Keep only the lines of the data below that contain "ylabel", and copy them.

- - - - - - -

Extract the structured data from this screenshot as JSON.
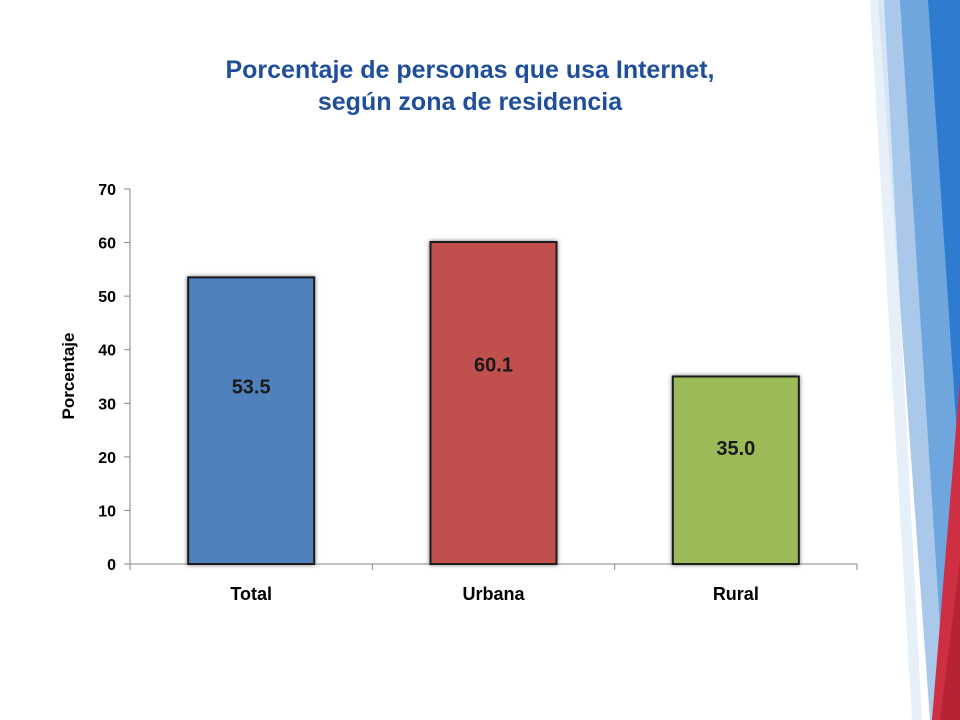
{
  "title_line1": "Porcentaje de personas que usa Internet,",
  "title_line2": "según zona de residencia",
  "chart_data": {
    "type": "bar",
    "categories": [
      "Total",
      "Urbana",
      "Rural"
    ],
    "values": [
      53.5,
      60.1,
      35.0
    ],
    "data_labels": [
      "53.5",
      "60.1",
      "35.0"
    ],
    "ylabel": "Porcentaje",
    "xlabel": "",
    "ylim": [
      0,
      70
    ],
    "yticks": [
      0,
      10,
      20,
      30,
      40,
      50,
      60,
      70
    ],
    "colors": [
      "#4f81bd",
      "#c0504d",
      "#9bbb59"
    ],
    "grid": false,
    "legend": "none"
  },
  "colors": {
    "title": "#1f4e9a",
    "accent_blue": "#2e7bd0",
    "accent_red": "#cf2f42"
  }
}
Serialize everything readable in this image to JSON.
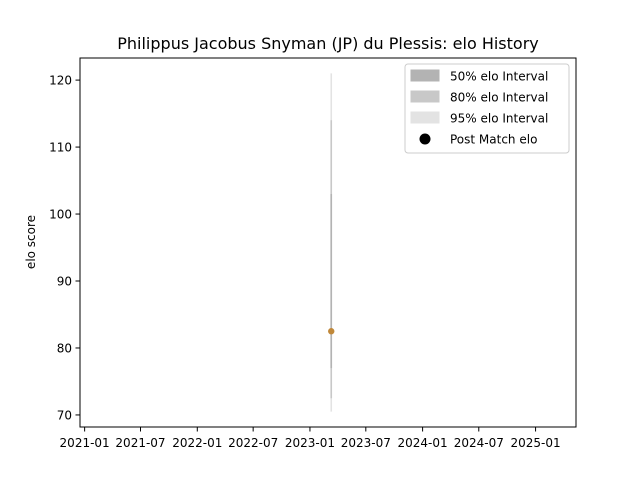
{
  "chart_data": {
    "type": "line",
    "title": "Philippus Jacobus Snyman (JP) du Plessis: elo History",
    "xlabel": "",
    "ylabel": "elo score",
    "xlim": [
      "2020-12-17",
      "2025-05-12"
    ],
    "ylim": [
      68.2,
      123.3
    ],
    "x_ticks": [
      "2021-01",
      "2021-07",
      "2022-01",
      "2022-07",
      "2023-01",
      "2023-07",
      "2024-01",
      "2024-07",
      "2025-01"
    ],
    "y_ticks": [
      70,
      80,
      90,
      100,
      110,
      120
    ],
    "grid": false,
    "legend_placement": "top-right",
    "legend": [
      {
        "label": "50% elo Interval",
        "color": "#b3b3b3",
        "kind": "patch"
      },
      {
        "label": "80% elo Interval",
        "color": "#c8c8c8",
        "kind": "patch"
      },
      {
        "label": "95% elo Interval",
        "color": "#e3e3e3",
        "kind": "patch"
      },
      {
        "label": "Post Match elo",
        "color": "#000000",
        "kind": "marker"
      }
    ],
    "series": [
      {
        "name": "Post Match elo",
        "color": "#c0883a",
        "points": [
          {
            "x": "2023-03-11",
            "y": 82.5,
            "intervals": {
              "50": [
                77.0,
                103.0
              ],
              "80": [
                72.5,
                114.0
              ],
              "95": [
                70.5,
                121.0
              ]
            }
          }
        ]
      }
    ]
  }
}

- - - - - - -

Answer to the task >>
    "ylabel": "Porcentaje",
    "ylabel": "elo score",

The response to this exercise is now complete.